* [PROBLEM STATEMENT]
Reproduce all lines of the listing below in which the word "this" occurs.

begin DATASET

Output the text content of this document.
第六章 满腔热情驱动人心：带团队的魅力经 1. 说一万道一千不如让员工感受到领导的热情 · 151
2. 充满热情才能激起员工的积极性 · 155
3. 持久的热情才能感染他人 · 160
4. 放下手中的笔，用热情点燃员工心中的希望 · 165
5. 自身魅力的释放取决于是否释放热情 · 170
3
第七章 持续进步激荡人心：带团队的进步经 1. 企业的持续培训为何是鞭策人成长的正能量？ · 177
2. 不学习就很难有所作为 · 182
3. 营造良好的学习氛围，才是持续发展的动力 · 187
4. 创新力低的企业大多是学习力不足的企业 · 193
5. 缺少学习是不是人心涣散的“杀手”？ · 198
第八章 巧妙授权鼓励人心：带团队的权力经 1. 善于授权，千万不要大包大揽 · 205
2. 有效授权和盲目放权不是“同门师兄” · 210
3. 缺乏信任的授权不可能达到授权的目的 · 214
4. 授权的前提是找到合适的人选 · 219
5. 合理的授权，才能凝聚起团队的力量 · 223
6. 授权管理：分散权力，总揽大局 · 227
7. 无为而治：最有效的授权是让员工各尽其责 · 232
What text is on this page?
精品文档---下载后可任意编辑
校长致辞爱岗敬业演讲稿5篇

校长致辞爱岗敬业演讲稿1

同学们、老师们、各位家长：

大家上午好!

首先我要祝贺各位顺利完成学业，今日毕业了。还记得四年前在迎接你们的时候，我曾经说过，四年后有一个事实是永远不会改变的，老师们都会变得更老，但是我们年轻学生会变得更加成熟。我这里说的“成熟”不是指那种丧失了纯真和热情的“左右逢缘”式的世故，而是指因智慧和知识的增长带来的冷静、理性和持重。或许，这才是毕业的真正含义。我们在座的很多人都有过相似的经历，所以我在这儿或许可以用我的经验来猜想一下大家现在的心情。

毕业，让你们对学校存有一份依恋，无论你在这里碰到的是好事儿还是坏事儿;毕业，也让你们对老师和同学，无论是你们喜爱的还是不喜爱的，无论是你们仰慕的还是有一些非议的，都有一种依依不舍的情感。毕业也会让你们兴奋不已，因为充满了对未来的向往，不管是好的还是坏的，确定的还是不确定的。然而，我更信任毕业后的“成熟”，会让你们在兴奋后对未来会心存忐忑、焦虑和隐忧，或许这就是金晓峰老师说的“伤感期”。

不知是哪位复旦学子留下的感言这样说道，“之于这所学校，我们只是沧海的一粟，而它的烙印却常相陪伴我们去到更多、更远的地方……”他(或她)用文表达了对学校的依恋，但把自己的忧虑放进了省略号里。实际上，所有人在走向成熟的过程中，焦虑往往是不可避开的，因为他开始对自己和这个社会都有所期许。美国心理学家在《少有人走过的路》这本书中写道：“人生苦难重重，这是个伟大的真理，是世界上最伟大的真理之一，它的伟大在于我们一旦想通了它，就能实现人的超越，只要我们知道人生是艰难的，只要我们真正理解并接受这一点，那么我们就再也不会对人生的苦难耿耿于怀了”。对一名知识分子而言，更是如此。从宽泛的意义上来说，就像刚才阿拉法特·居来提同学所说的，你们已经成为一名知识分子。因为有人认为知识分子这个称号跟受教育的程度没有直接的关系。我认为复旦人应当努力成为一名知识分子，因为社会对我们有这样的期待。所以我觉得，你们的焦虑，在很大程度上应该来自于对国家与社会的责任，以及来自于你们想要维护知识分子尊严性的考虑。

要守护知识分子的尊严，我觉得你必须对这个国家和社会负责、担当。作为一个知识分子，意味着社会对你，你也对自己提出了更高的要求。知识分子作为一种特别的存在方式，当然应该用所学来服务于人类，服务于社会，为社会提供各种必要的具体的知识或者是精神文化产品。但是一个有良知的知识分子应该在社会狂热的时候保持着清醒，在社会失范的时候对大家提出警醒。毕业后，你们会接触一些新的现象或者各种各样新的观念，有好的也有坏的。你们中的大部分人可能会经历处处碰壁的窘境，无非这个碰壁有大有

end DATASET

* [RESPONSE]
Output the text content of this document.
What text is on this page?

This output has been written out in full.